### Problem requirements
Drop the pictures, then extract the listing word for word.

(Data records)

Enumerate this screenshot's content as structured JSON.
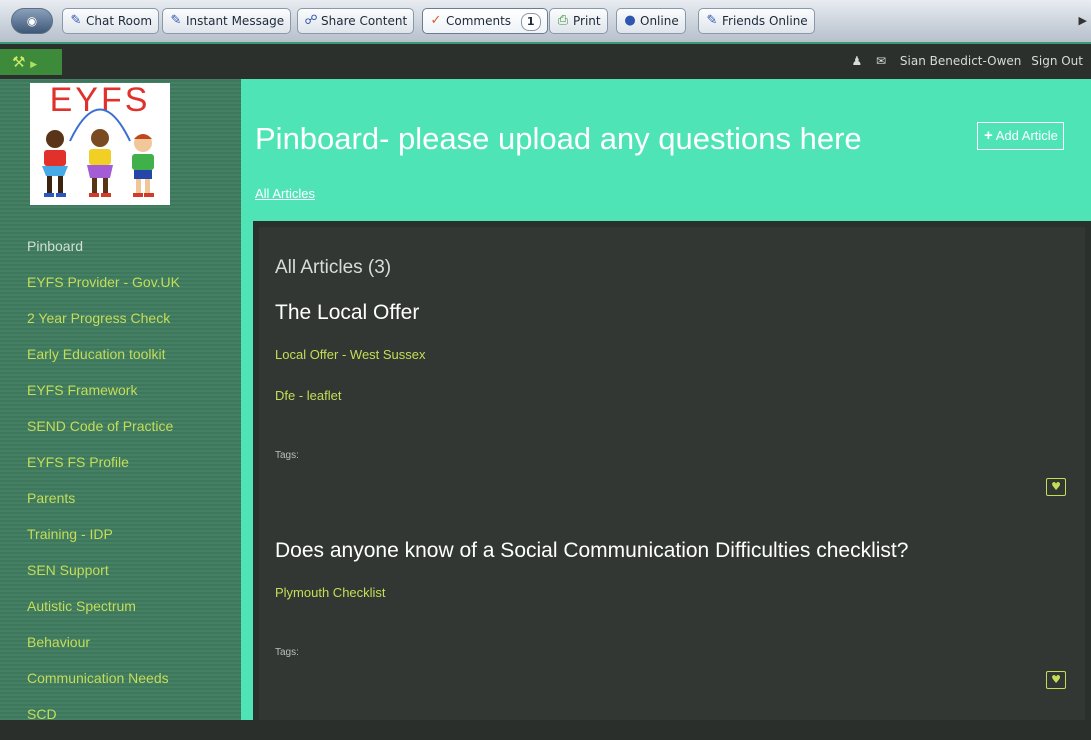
{
  "toolbar": {
    "buttons": [
      {
        "label": "Chat Room",
        "icon": "chat-icon"
      },
      {
        "label": "Instant Message",
        "icon": "im-icon"
      },
      {
        "label": "Share Content",
        "icon": "share-icon"
      },
      {
        "label": "Comments",
        "icon": "comments-icon",
        "badge": "1"
      },
      {
        "label": "Print",
        "icon": "print-icon"
      },
      {
        "label": "Online",
        "icon": "globe-icon"
      },
      {
        "label": "Friends Online",
        "icon": "friends-icon"
      }
    ]
  },
  "topbar": {
    "user_name": "Sian Benedict-Owen",
    "sign_out": "Sign Out"
  },
  "logo": {
    "text": "EYFS"
  },
  "sidebar": {
    "items": [
      "Pinboard",
      "EYFS Provider - Gov.UK",
      "2 Year Progress Check",
      "Early Education toolkit",
      "EYFS Framework",
      "SEND Code of Practice",
      "EYFS FS Profile",
      "Parents",
      "Training - IDP",
      "SEN Support",
      "Autistic Spectrum",
      "Behaviour",
      "Communication Needs",
      "SCD"
    ]
  },
  "header": {
    "title": "Pinboard- please upload any questions here",
    "add_article": "Add Article",
    "breadcrumb": "All Articles"
  },
  "main": {
    "list_title": "All Articles (3)",
    "articles": [
      {
        "title": "The Local Offer",
        "links": [
          "Local Offer - West Sussex",
          "Dfe - leaflet"
        ],
        "tags_label": "Tags:"
      },
      {
        "title": "Does anyone know of a Social Communication Difficulties checklist?",
        "links": [
          "Plymouth Checklist"
        ],
        "tags_label": "Tags:"
      }
    ]
  },
  "colors": {
    "accent": "#4fe4b6",
    "sidebar": "#3f7b5f",
    "link": "#c4de58",
    "content_bg": "#323733"
  }
}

### Answer to the problem
Enumerate this screenshot's content as structured JSON.
{
  "toolbar": {
    "buttons": [
      {
        "label": "Chat Room",
        "icon": "chat-icon"
      },
      {
        "label": "Instant Message",
        "icon": "im-icon"
      },
      {
        "label": "Share Content",
        "icon": "share-icon"
      },
      {
        "label": "Comments",
        "icon": "comments-icon",
        "badge": "1"
      },
      {
        "label": "Print",
        "icon": "print-icon"
      },
      {
        "label": "Online",
        "icon": "globe-icon"
      },
      {
        "label": "Friends Online",
        "icon": "friends-icon"
      }
    ]
  },
  "topbar": {
    "user_name": "Sian Benedict-Owen",
    "sign_out": "Sign Out"
  },
  "logo": {
    "text": "EYFS"
  },
  "sidebar": {
    "items": [
      "Pinboard",
      "EYFS Provider - Gov.UK",
      "2 Year Progress Check",
      "Early Education toolkit",
      "EYFS Framework",
      "SEND Code of Practice",
      "EYFS FS Profile",
      "Parents",
      "Training - IDP",
      "SEN Support",
      "Autistic Spectrum",
      "Behaviour",
      "Communication Needs",
      "SCD"
    ]
  },
  "header": {
    "title": "Pinboard- please upload any questions here",
    "add_article": "Add Article",
    "breadcrumb": "All Articles"
  },
  "main": {
    "list_title": "All Articles (3)",
    "articles": [
      {
        "title": "The Local Offer",
        "links": [
          "Local Offer - West Sussex",
          "Dfe - leaflet"
        ],
        "tags_label": "Tags:"
      },
      {
        "title": "Does anyone know of a Social Communication Difficulties checklist?",
        "links": [
          "Plymouth Checklist"
        ],
        "tags_label": "Tags:"
      }
    ]
  },
  "colors": {
    "accent": "#4fe4b6",
    "sidebar": "#3f7b5f",
    "link": "#c4de58",
    "content_bg": "#323733"
  }
}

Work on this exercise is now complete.